EXERCISE REQUIREMENTS: Every line of the records below should be restated exactly.

[Collection entries]
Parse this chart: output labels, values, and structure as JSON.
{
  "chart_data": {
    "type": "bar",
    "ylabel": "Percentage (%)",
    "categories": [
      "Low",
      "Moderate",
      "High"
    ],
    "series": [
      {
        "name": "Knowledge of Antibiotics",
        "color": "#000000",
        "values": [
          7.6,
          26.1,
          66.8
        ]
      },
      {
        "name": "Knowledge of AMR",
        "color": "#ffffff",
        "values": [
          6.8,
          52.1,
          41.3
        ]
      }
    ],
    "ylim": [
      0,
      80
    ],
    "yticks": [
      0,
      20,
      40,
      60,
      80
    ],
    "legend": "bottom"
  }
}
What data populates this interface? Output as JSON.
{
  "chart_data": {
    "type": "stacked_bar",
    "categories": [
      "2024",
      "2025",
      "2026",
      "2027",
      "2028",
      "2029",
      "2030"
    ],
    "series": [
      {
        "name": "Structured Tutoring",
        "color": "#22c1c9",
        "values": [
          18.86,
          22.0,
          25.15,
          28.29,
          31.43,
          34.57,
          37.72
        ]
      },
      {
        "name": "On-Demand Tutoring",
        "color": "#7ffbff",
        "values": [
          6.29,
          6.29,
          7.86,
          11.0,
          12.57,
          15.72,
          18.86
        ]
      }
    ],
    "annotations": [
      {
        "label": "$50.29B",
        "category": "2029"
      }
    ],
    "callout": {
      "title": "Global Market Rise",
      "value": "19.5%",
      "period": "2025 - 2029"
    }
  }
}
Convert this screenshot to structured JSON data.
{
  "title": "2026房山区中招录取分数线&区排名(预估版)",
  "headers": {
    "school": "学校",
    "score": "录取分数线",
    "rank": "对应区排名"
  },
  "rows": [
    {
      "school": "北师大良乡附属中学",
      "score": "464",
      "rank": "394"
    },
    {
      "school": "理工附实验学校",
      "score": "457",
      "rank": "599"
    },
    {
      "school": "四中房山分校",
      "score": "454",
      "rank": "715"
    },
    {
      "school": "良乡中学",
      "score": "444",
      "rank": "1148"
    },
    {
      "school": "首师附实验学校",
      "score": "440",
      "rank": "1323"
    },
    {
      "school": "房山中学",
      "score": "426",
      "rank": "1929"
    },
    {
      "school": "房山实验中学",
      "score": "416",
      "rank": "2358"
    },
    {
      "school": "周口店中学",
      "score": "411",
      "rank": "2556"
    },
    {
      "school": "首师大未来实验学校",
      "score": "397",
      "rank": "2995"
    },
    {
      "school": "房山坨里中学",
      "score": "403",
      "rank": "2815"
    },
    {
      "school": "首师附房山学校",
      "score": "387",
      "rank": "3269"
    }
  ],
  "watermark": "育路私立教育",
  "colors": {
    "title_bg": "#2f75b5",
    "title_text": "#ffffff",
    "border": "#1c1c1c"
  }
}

SOLVED EXERCISE:
Parse this chart: output labels, values, and structure as JSON.
{
  "chart_data": {
    "type": "bar",
    "ylabel": "Percentage (%)",
    "categories": [
      "Low",
      "Moderate",
      "High"
    ],
    "series": [
      {
        "name": "Knowledge of Antibiotics",
        "color": "#000000",
        "values": [
          7.6,
          26.1,
          66.8
        ]
      },
      {
        "name": "Knowledge of AMR",
        "color": "#ffffff",
        "values": [
          6.8,
          52.1,
          41.3
        ]
      }
    ],
    "ylim": [
      0,
      80
    ],
    "yticks": [
      0,
      20,
      40,
      60,
      80
    ],
    "legend": "bottom"
  }
}
What data populates this interface? Output as JSON.
{
  "chart_data": {
    "type": "stacked_bar",
    "categories": [
      "2024",
      "2025",
      "2026",
      "2027",
      "2028",
      "2029",
      "2030"
    ],
    "series": [
      {
        "name": "Structured Tutoring",
        "color": "#22c1c9",
        "values": [
          18.86,
          22.0,
          25.15,
          28.29,
          31.43,
          34.57,
          37.72
        ]
      },
      {
        "name": "On-Demand Tutoring",
        "color": "#7ffbff",
        "values": [
          6.29,
          6.29,
          7.86,
          11.0,
          12.57,
          15.72,
          18.86
        ]
      }
    ],
    "annotations": [
      {
        "label": "$50.29B",
        "category": "2029"
      }
    ],
    "callout": {
      "title": "Global Market Rise",
      "value": "19.5%",
      "period": "2025 - 2029"
    }
  }
}
Convert this screenshot to structured JSON data.
{
  "title": "2026房山区中招录取分数线&区排名(预估版)",
  "headers": {
    "school": "学校",
    "score": "录取分数线",
    "rank": "对应区排名"
  },
  "rows": [
    {
      "school": "北师大良乡附属中学",
      "score": "464",
      "rank": "394"
    },
    {
      "school": "理工附实验学校",
      "score": "457",
      "rank": "599"
    },
    {
      "school": "四中房山分校",
      "score": "454",
      "rank": "715"
    },
    {
      "school": "良乡中学",
      "score": "444",
      "rank": "1148"
    },
    {
      "school": "首师附实验学校",
      "score": "440",
      "rank": "1323"
    },
    {
      "school": "房山中学",
      "score": "426",
      "rank": "1929"
    },
    {
      "school": "房山实验中学",
      "score": "416",
      "rank": "2358"
    },
    {
      "school": "周口店中学",
      "score": "411",
      "rank": "2556"
    },
    {
      "school": "首师大未来实验学校",
      "score": "397",
      "rank": "2995"
    },
    {
      "school": "房山坨里中学",
      "score": "403",
      "rank": "2815"
    },
    {
      "school": "首师附房山学校",
      "score": "387",
      "rank": "3269"
    }
  ],
  "watermark": "育路私立教育",
  "colors": {
    "title_bg": "#2f75b5",
    "title_text": "#ffffff",
    "border": "#1c1c1c"
  }
}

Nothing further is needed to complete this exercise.